Objective: Reproduce the listing word for word. Skip any image.

Entries provided:
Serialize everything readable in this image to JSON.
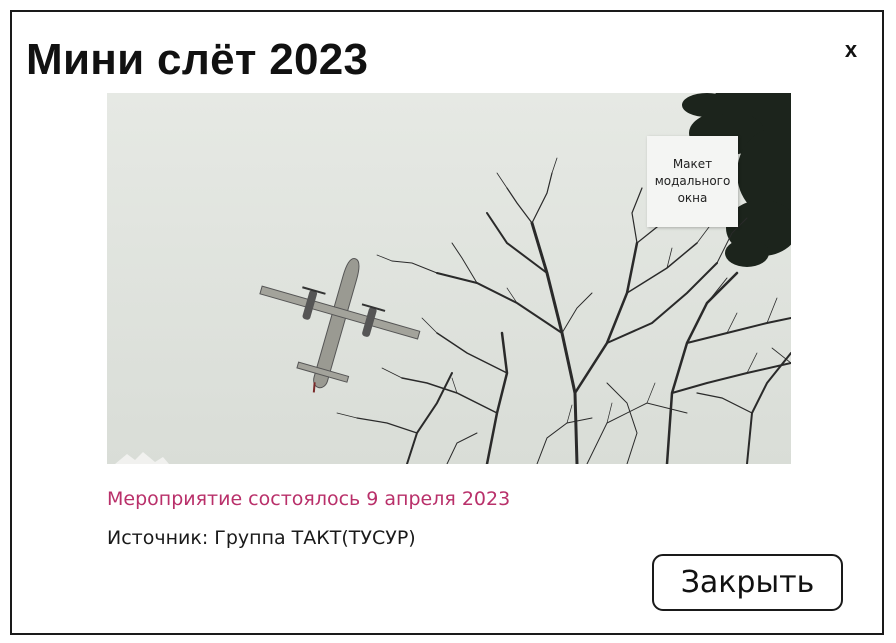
{
  "modal": {
    "title": "Мини слёт 2023",
    "close_icon_label": "x",
    "photo_note": "Макет модального окна",
    "event_date_text": "Мероприятие состоялось 9 апреля 2023",
    "source_text": "Источник: Группа ТАКТ(ТУСУР)",
    "close_button_label": "Закрыть"
  },
  "photo": {
    "subject": "airplane flying over bare trees",
    "sky_color": "#e0e4de",
    "branch_color": "#2a2a2a",
    "pine_color": "#1c241c"
  },
  "colors": {
    "accent": "#b9306a",
    "border": "#1a1a1a",
    "text": "#111111"
  }
}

Output of the exercise:
Serialize everything readable in this image to JSON.
{
  "modal": {
    "title": "Мини слёт 2023",
    "close_icon_label": "x",
    "photo_note": "Макет модального окна",
    "event_date_text": "Мероприятие состоялось 9 апреля 2023",
    "source_text": "Источник: Группа ТАКТ(ТУСУР)",
    "close_button_label": "Закрыть"
  },
  "photo": {
    "subject": "airplane flying over bare trees",
    "sky_color": "#e0e4de",
    "branch_color": "#2a2a2a",
    "pine_color": "#1c241c"
  },
  "colors": {
    "accent": "#b9306a",
    "border": "#1a1a1a",
    "text": "#111111"
  }
}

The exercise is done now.